Job
Word for word, give the material below again, minus any images.

Provided data
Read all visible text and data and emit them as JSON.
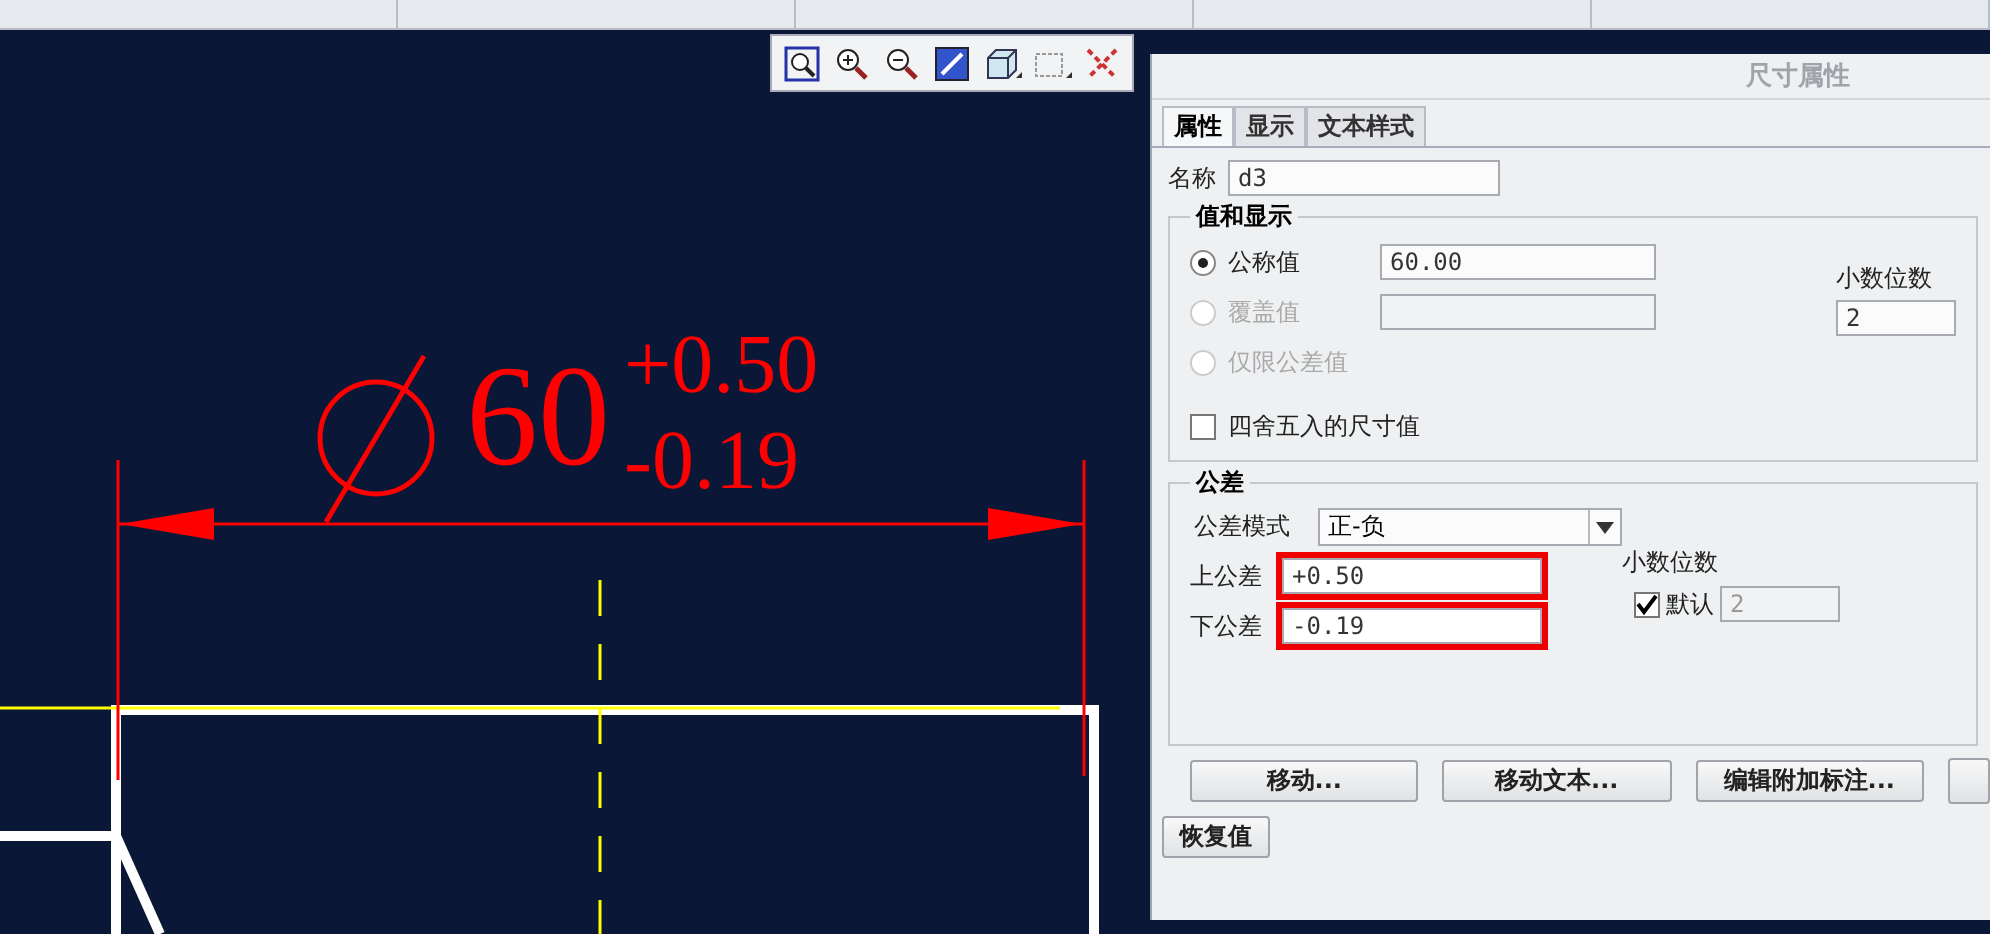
{
  "drawing": {
    "dimension": {
      "value": "60",
      "upper": "+0.50",
      "lower": "-0.19"
    }
  },
  "dialog": {
    "title": "尺寸属性",
    "tabs": [
      {
        "label": "属性",
        "selected": true
      },
      {
        "label": "显示",
        "selected": false
      },
      {
        "label": "文本样式",
        "selected": false
      }
    ],
    "name": {
      "label": "名称",
      "value": "d3"
    },
    "value_group": {
      "title": "值和显示",
      "options": [
        {
          "kind": "field",
          "label": "公称值",
          "selected": true,
          "disabled": false,
          "value": "60.00"
        },
        {
          "kind": "field",
          "label": "覆盖值",
          "selected": false,
          "disabled": true
        },
        {
          "kind": "plain",
          "label": "仅限公差值",
          "selected": false,
          "disabled": true
        }
      ],
      "decimals": {
        "label": "小数位数",
        "value": "2"
      },
      "round": {
        "label": "四舍五入的尺寸值",
        "checked": false
      }
    },
    "tolerance_group": {
      "title": "公差",
      "mode": {
        "label": "公差模式",
        "value": "正-负"
      },
      "upper": {
        "label": "上公差",
        "value": "+0.50",
        "highlighted": true
      },
      "lower": {
        "label": "下公差",
        "value": "-0.19",
        "highlighted": true
      },
      "decimals": {
        "label": "小数位数",
        "default_label": "默认",
        "checked": true,
        "value": "2"
      }
    },
    "buttons": [
      "移动...",
      "移动文本...",
      "编辑附加标注..."
    ],
    "restore_button": "恢复值"
  }
}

Worked answer
Read all visible text and data and emit them as JSON.
{
  "drawing": {
    "dimension": {
      "value": "60",
      "upper": "+0.50",
      "lower": "-0.19"
    }
  },
  "dialog": {
    "title": "尺寸属性",
    "tabs": [
      {
        "label": "属性",
        "selected": true
      },
      {
        "label": "显示",
        "selected": false
      },
      {
        "label": "文本样式",
        "selected": false
      }
    ],
    "name": {
      "label": "名称",
      "value": "d3"
    },
    "value_group": {
      "title": "值和显示",
      "options": [
        {
          "kind": "field",
          "label": "公称值",
          "selected": true,
          "disabled": false,
          "value": "60.00"
        },
        {
          "kind": "field",
          "label": "覆盖值",
          "selected": false,
          "disabled": true
        },
        {
          "kind": "plain",
          "label": "仅限公差值",
          "selected": false,
          "disabled": true
        }
      ],
      "decimals": {
        "label": "小数位数",
        "value": "2"
      },
      "round": {
        "label": "四舍五入的尺寸值",
        "checked": false
      }
    },
    "tolerance_group": {
      "title": "公差",
      "mode": {
        "label": "公差模式",
        "value": "正-负"
      },
      "upper": {
        "label": "上公差",
        "value": "+0.50",
        "highlighted": true
      },
      "lower": {
        "label": "下公差",
        "value": "-0.19",
        "highlighted": true
      },
      "decimals": {
        "label": "小数位数",
        "default_label": "默认",
        "checked": true,
        "value": "2"
      }
    },
    "buttons": [
      "移动...",
      "移动文本...",
      "编辑附加标注..."
    ],
    "restore_button": "恢复值"
  }
}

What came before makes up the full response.